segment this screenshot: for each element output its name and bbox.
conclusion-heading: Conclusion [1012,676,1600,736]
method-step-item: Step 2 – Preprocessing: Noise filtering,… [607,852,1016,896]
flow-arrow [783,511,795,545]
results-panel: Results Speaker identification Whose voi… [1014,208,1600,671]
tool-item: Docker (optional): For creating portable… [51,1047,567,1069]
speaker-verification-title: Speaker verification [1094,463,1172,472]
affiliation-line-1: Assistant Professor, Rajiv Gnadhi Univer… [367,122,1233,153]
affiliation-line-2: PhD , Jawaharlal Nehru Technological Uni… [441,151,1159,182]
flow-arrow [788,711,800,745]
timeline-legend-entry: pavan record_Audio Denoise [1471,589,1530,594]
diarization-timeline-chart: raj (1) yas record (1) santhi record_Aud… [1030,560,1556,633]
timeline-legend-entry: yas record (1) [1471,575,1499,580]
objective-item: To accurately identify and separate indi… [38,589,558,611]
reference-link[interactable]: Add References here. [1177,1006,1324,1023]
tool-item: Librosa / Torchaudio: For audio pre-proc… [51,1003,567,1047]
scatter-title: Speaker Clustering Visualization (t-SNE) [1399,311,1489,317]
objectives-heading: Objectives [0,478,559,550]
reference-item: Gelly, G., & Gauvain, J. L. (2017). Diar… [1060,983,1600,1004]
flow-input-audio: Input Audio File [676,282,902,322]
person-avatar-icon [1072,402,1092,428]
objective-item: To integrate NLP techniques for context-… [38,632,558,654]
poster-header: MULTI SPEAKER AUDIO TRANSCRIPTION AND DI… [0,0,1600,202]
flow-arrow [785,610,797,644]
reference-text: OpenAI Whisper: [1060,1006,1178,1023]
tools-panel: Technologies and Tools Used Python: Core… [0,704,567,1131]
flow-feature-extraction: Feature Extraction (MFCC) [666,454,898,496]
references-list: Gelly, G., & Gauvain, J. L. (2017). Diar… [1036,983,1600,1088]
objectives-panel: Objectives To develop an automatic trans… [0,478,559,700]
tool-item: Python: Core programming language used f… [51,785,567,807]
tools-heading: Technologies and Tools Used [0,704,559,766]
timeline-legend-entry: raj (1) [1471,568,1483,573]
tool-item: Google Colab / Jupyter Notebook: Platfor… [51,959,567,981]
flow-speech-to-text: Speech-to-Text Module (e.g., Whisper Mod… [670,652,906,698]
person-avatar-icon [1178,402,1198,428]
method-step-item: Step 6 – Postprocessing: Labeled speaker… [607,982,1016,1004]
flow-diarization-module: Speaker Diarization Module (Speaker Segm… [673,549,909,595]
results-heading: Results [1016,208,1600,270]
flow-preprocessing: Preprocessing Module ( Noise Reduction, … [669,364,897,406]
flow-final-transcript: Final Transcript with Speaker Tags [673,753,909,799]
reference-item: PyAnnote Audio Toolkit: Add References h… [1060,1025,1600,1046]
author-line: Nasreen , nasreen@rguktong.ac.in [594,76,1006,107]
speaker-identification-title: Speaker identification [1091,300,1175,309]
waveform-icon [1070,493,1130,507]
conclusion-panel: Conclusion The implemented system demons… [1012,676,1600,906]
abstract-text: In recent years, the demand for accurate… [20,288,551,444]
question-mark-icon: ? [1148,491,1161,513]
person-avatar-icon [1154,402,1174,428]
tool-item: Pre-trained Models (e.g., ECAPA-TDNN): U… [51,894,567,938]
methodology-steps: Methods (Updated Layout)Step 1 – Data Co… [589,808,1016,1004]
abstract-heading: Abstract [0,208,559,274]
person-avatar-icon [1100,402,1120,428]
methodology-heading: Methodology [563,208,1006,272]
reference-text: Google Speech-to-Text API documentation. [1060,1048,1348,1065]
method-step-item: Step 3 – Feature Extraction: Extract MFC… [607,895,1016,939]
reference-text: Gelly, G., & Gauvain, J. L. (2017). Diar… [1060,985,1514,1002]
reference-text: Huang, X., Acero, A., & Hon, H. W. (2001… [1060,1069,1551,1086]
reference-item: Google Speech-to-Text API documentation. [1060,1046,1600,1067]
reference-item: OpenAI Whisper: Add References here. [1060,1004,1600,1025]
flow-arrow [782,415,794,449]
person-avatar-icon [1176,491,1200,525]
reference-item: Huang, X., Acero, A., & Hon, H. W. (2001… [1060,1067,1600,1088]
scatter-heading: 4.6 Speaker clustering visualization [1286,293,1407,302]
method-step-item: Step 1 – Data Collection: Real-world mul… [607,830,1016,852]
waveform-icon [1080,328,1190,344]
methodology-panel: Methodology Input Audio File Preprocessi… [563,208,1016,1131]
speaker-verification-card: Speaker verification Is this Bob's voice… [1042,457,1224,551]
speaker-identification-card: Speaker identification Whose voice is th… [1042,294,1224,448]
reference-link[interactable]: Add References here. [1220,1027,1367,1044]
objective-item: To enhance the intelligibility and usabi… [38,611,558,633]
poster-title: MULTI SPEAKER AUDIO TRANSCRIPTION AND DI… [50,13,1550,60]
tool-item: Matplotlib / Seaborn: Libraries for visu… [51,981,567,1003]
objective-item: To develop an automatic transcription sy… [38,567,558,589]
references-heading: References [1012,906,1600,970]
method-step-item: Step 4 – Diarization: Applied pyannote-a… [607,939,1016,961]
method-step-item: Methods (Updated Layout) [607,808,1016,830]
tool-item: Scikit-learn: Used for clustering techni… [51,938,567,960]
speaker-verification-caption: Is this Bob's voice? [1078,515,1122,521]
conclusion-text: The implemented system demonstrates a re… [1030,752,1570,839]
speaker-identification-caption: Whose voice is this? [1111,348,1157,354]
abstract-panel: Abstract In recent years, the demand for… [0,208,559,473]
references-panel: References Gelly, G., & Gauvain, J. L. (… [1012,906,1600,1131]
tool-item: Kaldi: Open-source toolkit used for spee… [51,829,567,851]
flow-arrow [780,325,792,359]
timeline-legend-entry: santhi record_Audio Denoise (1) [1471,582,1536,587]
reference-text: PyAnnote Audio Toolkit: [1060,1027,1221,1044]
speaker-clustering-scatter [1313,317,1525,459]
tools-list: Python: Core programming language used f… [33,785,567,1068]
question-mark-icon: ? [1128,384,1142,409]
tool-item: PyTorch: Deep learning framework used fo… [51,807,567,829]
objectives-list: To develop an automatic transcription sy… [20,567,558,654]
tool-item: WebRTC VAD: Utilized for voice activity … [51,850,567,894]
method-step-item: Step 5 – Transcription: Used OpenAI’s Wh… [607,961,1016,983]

**Task directions:** Count the lines in the entries above that contain the string "question", with matching sensitive to case, and reply with only that number.

**Answer to this task:** 2